All records are to be retyped faithfully and completely.

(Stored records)
+--

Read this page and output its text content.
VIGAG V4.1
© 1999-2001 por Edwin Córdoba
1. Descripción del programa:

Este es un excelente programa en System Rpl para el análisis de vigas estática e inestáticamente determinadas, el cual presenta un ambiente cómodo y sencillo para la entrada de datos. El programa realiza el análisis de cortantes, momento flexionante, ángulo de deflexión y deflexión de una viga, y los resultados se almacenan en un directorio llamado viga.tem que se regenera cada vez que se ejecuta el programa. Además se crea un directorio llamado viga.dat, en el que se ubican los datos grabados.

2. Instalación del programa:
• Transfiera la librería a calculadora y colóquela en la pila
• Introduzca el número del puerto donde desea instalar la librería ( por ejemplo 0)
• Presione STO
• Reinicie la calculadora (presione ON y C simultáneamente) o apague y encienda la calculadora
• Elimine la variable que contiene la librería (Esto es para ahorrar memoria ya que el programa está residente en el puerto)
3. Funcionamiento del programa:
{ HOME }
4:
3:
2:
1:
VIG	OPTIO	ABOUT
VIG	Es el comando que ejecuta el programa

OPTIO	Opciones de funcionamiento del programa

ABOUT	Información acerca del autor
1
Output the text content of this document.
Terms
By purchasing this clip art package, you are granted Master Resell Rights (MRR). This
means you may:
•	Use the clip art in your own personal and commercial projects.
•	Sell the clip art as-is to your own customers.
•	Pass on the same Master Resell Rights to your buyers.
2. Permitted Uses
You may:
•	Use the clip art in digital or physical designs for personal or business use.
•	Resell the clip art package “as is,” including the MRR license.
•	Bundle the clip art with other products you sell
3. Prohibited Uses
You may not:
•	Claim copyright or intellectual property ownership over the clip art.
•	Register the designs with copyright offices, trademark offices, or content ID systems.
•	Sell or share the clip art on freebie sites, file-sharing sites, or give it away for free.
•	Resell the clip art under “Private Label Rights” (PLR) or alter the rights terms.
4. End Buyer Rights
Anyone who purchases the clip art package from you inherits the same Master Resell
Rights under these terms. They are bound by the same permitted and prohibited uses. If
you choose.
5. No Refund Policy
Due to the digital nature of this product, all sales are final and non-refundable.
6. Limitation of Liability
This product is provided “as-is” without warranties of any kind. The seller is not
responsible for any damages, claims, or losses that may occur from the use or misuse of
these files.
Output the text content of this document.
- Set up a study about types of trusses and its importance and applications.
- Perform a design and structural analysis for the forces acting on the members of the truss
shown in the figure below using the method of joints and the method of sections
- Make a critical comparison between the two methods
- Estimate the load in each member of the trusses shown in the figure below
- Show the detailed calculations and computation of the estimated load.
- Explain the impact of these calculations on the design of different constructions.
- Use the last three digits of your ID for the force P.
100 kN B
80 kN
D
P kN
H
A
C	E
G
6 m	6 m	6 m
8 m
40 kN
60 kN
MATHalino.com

+--

Right answer
Read this page and output its text content.
VIGAG V4.1
© 1999-2001 por Edwin Córdoba
1. Descripción del programa:

Este es un excelente programa en System Rpl para el análisis de vigas estática e inestáticamente determinadas, el cual presenta un ambiente cómodo y sencillo para la entrada de datos. El programa realiza el análisis de cortantes, momento flexionante, ángulo de deflexión y deflexión de una viga, y los resultados se almacenan en un directorio llamado viga.tem que se regenera cada vez que se ejecuta el programa. Además se crea un directorio llamado viga.dat, en el que se ubican los datos grabados.

2. Instalación del programa:
• Transfiera la librería a calculadora y colóquela en la pila
• Introduzca el número del puerto donde desea instalar la librería ( por ejemplo 0)
• Presione STO
• Reinicie la calculadora (presione ON y C simultáneamente) o apague y encienda la calculadora
• Elimine la variable que contiene la librería (Esto es para ahorrar memoria ya que el programa está residente en el puerto)
3. Funcionamiento del programa:
{ HOME }
4:
3:
2:
1:
VIG	OPTIO	ABOUT
VIG	Es el comando que ejecuta el programa

OPTIO	Opciones de funcionamiento del programa

ABOUT	Información acerca del autor
1
Output the text content of this document.
Terms
By purchasing this clip art package, you are granted Master Resell Rights (MRR). This
means you may:
•	Use the clip art in your own personal and commercial projects.
•	Sell the clip art as-is to your own customers.
•	Pass on the same Master Resell Rights to your buyers.
2. Permitted Uses
You may:
•	Use the clip art in digital or physical designs for personal or business use.
•	Resell the clip art package “as is,” including the MRR license.
•	Bundle the clip art with other products you sell
3. Prohibited Uses
You may not:
•	Claim copyright or intellectual property ownership over the clip art.
•	Register the designs with copyright offices, trademark offices, or content ID systems.
•	Sell or share the clip art on freebie sites, file-sharing sites, or give it away for free.
•	Resell the clip art under “Private Label Rights” (PLR) or alter the rights terms.
4. End Buyer Rights
Anyone who purchases the clip art package from you inherits the same Master Resell
Rights under these terms. They are bound by the same permitted and prohibited uses. If
you choose.
5. No Refund Policy
Due to the digital nature of this product, all sales are final and non-refundable.
6. Limitation of Liability
This product is provided “as-is” without warranties of any kind. The seller is not
responsible for any damages, claims, or losses that may occur from the use or misuse of
these files.
Output the text content of this document.
- Set up a study about types of trusses and its importance and applications.
- Perform a design and structural analysis for the forces acting on the members of the truss
shown in the figure below using the method of joints and the method of sections
- Make a critical comparison between the two methods
- Estimate the load in each member of the trusses shown in the figure below
- Show the detailed calculations and computation of the estimated load.
- Explain the impact of these calculations on the design of different constructions.
- Use the last three digits of your ID for the force P.
100 kN B
80 kN
D
P kN
H
A
C	E
G
6 m	6 m	6 m
8 m
40 kN
60 kN
MATHalino.com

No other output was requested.